━━━ DATASET EXTRACT ━━━

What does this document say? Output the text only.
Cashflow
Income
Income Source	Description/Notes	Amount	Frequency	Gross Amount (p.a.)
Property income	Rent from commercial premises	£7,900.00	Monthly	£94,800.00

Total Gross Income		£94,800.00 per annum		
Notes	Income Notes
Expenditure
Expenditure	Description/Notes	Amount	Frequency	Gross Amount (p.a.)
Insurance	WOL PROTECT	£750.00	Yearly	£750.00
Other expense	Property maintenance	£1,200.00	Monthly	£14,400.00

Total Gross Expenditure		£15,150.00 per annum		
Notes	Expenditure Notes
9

━━━

> INSTRUCTION
Every entry must be output again, exactly as written above.

> RESULT OF THIS TASK
What does this document say? Output the text only.
Cashflow
Income
Income Source	Description/Notes	Amount	Frequency	Gross Amount (p.a.)
Property income	Rent from commercial premises	£7,900.00	Monthly	£94,800.00

Total Gross Income		£94,800.00 per annum		
Notes	Income Notes
Expenditure
Expenditure	Description/Notes	Amount	Frequency	Gross Amount (p.a.)
Insurance	WOL PROTECT	£750.00	Yearly	£750.00
Other expense	Property maintenance	£1,200.00	Monthly	£14,400.00

Total Gross Expenditure		£15,150.00 per annum		
Notes	Expenditure Notes
9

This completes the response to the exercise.